SHORT TASK: Reproduce verbatim the lines between the one holding "y-tick-label: -0.1 <box>57 152 81 168</box>" and the one holding "x-tick-label: 0.2 <box>406 477 426 493</box>", inclusive.

PROVIDED RECORDS:
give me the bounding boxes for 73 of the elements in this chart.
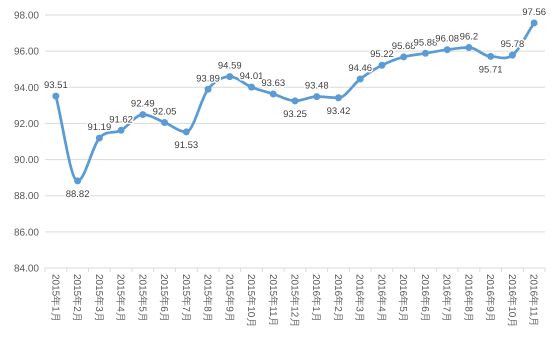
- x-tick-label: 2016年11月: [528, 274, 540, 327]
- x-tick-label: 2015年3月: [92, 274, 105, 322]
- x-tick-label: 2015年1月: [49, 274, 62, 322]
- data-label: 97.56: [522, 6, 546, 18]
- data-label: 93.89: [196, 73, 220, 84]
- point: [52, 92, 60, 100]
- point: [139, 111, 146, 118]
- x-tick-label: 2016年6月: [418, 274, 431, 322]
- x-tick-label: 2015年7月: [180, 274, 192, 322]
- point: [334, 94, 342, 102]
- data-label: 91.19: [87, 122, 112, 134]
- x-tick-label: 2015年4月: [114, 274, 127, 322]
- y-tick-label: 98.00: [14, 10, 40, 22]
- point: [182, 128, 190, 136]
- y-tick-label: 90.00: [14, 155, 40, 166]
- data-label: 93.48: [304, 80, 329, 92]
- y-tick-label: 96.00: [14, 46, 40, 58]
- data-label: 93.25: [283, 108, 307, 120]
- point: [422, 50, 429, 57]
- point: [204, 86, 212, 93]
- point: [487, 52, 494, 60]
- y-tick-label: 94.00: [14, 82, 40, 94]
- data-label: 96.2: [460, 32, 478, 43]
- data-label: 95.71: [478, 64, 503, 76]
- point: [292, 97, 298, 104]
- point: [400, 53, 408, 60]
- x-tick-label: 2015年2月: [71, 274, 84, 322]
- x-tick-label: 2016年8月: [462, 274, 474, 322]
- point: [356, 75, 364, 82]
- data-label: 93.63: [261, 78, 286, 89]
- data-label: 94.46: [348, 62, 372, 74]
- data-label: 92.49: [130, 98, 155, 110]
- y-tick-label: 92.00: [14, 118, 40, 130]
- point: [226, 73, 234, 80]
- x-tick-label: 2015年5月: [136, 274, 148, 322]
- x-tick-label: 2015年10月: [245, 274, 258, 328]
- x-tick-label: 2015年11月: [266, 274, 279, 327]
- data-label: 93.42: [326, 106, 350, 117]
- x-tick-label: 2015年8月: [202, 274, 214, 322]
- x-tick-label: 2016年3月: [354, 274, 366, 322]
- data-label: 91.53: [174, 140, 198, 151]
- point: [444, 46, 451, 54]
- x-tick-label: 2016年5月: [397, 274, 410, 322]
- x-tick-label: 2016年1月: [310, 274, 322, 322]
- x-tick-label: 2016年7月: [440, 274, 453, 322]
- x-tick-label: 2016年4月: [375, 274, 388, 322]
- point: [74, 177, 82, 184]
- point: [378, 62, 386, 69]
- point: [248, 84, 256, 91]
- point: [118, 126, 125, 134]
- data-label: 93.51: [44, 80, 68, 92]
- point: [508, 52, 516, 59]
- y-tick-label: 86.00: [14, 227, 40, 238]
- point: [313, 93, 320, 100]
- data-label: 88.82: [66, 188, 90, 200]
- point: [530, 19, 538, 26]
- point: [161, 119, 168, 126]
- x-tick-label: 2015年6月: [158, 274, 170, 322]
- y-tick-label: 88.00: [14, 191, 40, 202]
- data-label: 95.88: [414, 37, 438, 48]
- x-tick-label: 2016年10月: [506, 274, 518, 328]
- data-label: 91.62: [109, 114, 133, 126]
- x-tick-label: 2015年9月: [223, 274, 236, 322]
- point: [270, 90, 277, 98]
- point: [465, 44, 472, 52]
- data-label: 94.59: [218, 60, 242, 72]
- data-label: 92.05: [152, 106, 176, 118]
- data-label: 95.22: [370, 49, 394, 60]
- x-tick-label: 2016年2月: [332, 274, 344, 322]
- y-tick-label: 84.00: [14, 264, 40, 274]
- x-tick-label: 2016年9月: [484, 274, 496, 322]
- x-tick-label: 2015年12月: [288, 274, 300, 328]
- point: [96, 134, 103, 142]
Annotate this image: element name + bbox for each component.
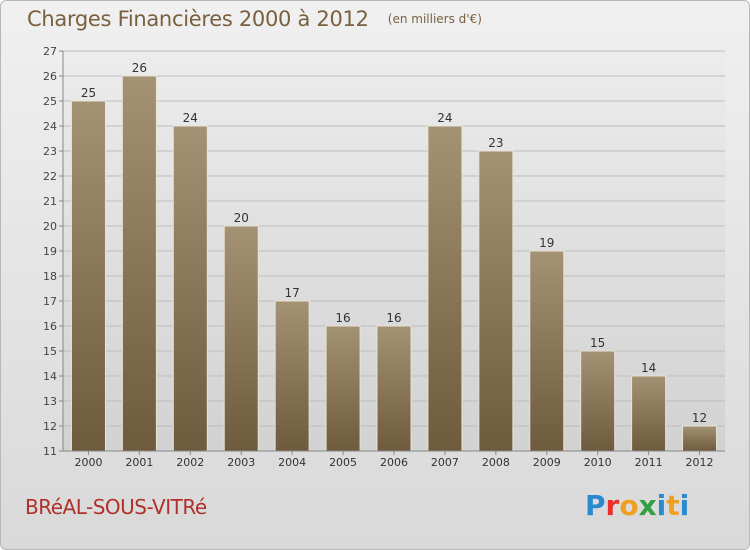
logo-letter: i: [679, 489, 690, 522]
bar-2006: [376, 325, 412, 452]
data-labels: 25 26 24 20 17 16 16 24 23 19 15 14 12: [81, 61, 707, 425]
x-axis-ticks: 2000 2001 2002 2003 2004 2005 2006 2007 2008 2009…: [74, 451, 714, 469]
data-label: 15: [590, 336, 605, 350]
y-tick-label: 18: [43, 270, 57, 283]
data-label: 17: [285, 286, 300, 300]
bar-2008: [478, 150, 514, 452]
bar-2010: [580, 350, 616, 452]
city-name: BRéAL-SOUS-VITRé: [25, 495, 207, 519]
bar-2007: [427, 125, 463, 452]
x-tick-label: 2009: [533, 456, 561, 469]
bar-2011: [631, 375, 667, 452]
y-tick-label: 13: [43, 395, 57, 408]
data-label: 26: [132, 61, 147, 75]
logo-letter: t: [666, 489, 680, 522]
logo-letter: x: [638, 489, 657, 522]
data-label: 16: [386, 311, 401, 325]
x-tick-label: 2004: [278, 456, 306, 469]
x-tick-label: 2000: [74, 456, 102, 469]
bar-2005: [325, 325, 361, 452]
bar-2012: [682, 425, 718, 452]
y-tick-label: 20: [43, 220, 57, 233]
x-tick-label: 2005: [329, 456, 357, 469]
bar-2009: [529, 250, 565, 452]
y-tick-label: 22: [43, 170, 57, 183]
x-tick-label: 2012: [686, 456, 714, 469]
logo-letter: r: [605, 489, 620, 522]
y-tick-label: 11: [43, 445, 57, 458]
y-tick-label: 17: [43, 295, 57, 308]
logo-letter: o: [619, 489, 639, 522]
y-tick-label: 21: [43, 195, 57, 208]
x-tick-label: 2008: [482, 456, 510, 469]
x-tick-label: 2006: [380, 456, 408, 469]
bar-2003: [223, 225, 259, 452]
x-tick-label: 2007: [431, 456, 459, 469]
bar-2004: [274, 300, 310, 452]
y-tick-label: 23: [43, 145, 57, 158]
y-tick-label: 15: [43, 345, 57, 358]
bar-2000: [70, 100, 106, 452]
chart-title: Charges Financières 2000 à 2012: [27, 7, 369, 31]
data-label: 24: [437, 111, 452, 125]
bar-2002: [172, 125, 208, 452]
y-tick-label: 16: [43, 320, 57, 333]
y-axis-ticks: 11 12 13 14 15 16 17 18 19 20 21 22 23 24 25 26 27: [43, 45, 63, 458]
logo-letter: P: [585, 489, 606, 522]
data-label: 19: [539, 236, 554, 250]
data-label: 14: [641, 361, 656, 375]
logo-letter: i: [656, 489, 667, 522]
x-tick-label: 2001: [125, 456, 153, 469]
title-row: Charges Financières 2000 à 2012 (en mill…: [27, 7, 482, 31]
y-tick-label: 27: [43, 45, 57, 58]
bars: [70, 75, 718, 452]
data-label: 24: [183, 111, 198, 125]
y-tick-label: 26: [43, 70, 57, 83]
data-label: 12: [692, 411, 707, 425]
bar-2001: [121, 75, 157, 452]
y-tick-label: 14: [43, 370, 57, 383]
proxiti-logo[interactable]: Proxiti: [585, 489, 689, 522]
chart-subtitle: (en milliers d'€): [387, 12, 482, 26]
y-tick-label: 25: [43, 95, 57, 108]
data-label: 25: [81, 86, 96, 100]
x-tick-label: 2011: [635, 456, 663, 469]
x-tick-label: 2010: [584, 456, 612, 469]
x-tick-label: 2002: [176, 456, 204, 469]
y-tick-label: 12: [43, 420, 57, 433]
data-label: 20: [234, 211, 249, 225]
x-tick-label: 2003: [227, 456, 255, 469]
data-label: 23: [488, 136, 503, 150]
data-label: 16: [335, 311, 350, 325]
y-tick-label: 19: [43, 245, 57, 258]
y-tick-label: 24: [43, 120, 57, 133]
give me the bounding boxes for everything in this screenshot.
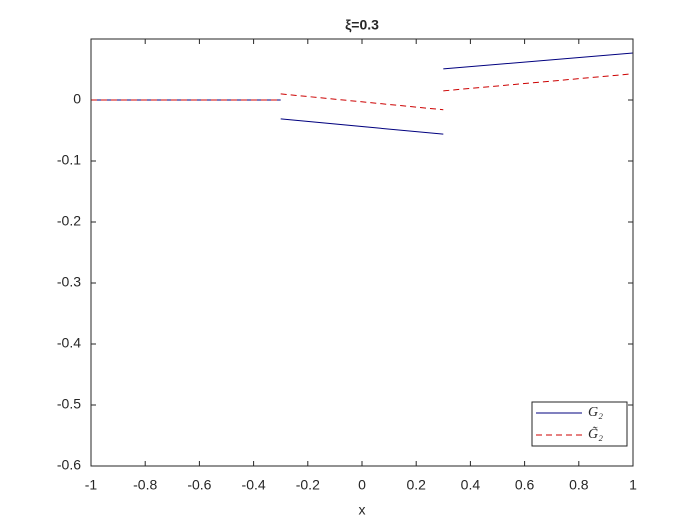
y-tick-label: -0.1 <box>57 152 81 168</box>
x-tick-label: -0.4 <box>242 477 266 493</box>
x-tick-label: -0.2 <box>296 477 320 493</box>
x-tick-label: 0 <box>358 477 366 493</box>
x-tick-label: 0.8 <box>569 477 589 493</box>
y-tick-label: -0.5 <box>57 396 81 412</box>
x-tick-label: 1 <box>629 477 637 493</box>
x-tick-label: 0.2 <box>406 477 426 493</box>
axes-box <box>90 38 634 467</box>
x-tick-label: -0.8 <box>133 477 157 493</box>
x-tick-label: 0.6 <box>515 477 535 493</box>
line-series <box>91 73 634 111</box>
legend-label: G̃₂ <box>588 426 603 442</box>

THE OUTPUT:
y-tick-label: -0.1 <box>57 152 81 168</box>
x-tick-label: -0.4 <box>242 477 266 493</box>
x-tick-label: -0.2 <box>296 477 320 493</box>
x-tick-label: 0 <box>358 477 366 493</box>
x-tick-label: 0.8 <box>569 477 589 493</box>
y-tick-label: -0.5 <box>57 396 81 412</box>
x-tick-label: 1 <box>629 477 637 493</box>
x-tick-label: 0.2 <box>406 477 426 493</box>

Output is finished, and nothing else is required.